PROBLEM:
Copy out each line containing "İkinci" from the entries below.

···

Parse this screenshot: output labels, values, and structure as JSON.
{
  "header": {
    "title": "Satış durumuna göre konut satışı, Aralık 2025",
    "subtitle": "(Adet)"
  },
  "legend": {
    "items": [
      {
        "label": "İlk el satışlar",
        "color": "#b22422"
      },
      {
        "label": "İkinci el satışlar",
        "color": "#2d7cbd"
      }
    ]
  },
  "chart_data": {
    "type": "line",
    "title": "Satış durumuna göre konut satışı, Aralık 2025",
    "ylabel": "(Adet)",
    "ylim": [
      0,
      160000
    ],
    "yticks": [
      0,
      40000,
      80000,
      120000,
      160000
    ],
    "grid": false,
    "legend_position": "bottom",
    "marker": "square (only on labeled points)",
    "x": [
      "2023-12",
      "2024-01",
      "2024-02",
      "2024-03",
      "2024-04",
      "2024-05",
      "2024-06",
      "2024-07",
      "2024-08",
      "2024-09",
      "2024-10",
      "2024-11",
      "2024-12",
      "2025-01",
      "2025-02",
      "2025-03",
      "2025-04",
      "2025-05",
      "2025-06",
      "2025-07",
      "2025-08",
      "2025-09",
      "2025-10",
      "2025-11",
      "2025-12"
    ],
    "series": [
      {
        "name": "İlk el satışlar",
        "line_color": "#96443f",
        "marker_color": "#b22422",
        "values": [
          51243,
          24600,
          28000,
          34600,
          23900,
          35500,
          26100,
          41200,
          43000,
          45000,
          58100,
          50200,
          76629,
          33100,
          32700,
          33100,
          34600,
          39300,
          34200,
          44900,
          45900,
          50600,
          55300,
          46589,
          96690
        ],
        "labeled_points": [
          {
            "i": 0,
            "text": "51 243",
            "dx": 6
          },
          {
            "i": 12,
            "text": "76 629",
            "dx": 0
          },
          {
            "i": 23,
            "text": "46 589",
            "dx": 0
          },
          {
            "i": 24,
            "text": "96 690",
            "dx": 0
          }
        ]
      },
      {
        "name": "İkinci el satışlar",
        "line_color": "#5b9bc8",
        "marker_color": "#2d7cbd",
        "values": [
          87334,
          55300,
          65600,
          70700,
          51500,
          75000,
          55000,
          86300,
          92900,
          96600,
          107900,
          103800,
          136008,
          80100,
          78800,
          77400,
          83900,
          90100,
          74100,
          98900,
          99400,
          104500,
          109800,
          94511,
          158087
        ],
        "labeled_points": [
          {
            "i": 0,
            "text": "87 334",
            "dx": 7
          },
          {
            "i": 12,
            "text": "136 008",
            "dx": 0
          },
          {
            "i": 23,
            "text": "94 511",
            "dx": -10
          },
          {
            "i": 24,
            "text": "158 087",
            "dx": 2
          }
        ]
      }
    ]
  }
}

···

RESULT OF THE TASK:
        "label": "İkinci el satışlar",
        "name": "İkinci el satışlar",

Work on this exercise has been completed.